------ Records for this task ------

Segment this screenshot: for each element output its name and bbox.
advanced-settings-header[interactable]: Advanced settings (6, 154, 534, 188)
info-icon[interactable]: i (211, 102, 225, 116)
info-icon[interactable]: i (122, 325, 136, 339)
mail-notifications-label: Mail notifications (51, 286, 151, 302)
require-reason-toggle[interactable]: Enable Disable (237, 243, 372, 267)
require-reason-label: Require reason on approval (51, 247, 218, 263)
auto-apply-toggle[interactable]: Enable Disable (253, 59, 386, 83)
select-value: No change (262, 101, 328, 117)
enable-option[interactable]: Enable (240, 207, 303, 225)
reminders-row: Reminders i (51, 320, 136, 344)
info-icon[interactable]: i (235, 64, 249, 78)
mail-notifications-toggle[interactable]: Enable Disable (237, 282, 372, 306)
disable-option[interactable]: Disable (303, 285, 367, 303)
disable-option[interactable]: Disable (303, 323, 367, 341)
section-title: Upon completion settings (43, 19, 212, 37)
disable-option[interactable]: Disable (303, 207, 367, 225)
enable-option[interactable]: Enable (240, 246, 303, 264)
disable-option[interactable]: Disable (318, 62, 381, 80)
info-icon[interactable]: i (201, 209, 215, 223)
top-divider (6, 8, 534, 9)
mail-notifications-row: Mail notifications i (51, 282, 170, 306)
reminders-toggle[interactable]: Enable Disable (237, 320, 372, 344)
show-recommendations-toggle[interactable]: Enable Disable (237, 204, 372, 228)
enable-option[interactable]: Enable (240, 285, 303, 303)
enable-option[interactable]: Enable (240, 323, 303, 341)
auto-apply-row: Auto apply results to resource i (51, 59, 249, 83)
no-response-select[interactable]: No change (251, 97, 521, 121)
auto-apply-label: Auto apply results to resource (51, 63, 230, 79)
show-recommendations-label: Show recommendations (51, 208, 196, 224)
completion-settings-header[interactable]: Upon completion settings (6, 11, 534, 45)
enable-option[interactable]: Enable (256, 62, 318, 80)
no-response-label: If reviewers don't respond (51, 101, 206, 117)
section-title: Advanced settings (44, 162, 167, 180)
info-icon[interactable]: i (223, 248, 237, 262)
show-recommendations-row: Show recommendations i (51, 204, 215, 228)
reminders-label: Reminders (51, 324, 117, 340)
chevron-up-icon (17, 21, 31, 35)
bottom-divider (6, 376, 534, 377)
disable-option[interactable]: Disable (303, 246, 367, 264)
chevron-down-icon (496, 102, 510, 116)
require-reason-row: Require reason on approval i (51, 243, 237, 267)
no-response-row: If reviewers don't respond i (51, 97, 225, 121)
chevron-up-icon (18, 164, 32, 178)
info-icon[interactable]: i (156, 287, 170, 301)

------

- Task details -
Copy out every line of the listing above word for word.

- Correct response -
Segment this screenshot: for each element output its name and bbox.
advanced-settings-header[interactable]: Advanced settings (6, 154, 534, 188)
info-icon[interactable]: i (211, 102, 225, 116)
info-icon[interactable]: i (122, 325, 136, 339)
mail-notifications-label: Mail notifications (51, 286, 151, 302)
require-reason-toggle[interactable]: Enable Disable (237, 243, 372, 267)
require-reason-label: Require reason on approval (51, 247, 218, 263)
auto-apply-toggle[interactable]: Enable Disable (253, 59, 386, 83)
select-value: No change (262, 101, 328, 117)
enable-option[interactable]: Enable (240, 207, 303, 225)
reminders-row: Reminders i (51, 320, 136, 344)
info-icon[interactable]: i (235, 64, 249, 78)
mail-notifications-toggle[interactable]: Enable Disable (237, 282, 372, 306)
disable-option[interactable]: Disable (303, 285, 367, 303)
disable-option[interactable]: Disable (303, 323, 367, 341)
section-title: Upon completion settings (43, 19, 212, 37)
disable-option[interactable]: Disable (303, 207, 367, 225)
enable-option[interactable]: Enable (240, 246, 303, 264)
disable-option[interactable]: Disable (318, 62, 381, 80)
info-icon[interactable]: i (201, 209, 215, 223)
top-divider (6, 8, 534, 9)
mail-notifications-row: Mail notifications i (51, 282, 170, 306)
reminders-toggle[interactable]: Enable Disable (237, 320, 372, 344)
show-recommendations-toggle[interactable]: Enable Disable (237, 204, 372, 228)
enable-option[interactable]: Enable (240, 285, 303, 303)
enable-option[interactable]: Enable (240, 323, 303, 341)
auto-apply-row: Auto apply results to resource i (51, 59, 249, 83)
no-response-select[interactable]: No change (251, 97, 521, 121)
auto-apply-label: Auto apply results to resource (51, 63, 230, 79)
show-recommendations-label: Show recommendations (51, 208, 196, 224)
completion-settings-header[interactable]: Upon completion settings (6, 11, 534, 45)
enable-option[interactable]: Enable (256, 62, 318, 80)
no-response-label: If reviewers don't respond (51, 101, 206, 117)
section-title: Advanced settings (44, 162, 167, 180)
info-icon[interactable]: i (223, 248, 237, 262)
show-recommendations-row: Show recommendations i (51, 204, 215, 228)
reminders-label: Reminders (51, 324, 117, 340)
chevron-up-icon (17, 21, 31, 35)
bottom-divider (6, 376, 534, 377)
disable-option[interactable]: Disable (303, 246, 367, 264)
chevron-down-icon (496, 102, 510, 116)
require-reason-row: Require reason on approval i (51, 243, 237, 267)
no-response-row: If reviewers don't respond i (51, 97, 225, 121)
chevron-up-icon (18, 164, 32, 178)
info-icon[interactable]: i (156, 287, 170, 301)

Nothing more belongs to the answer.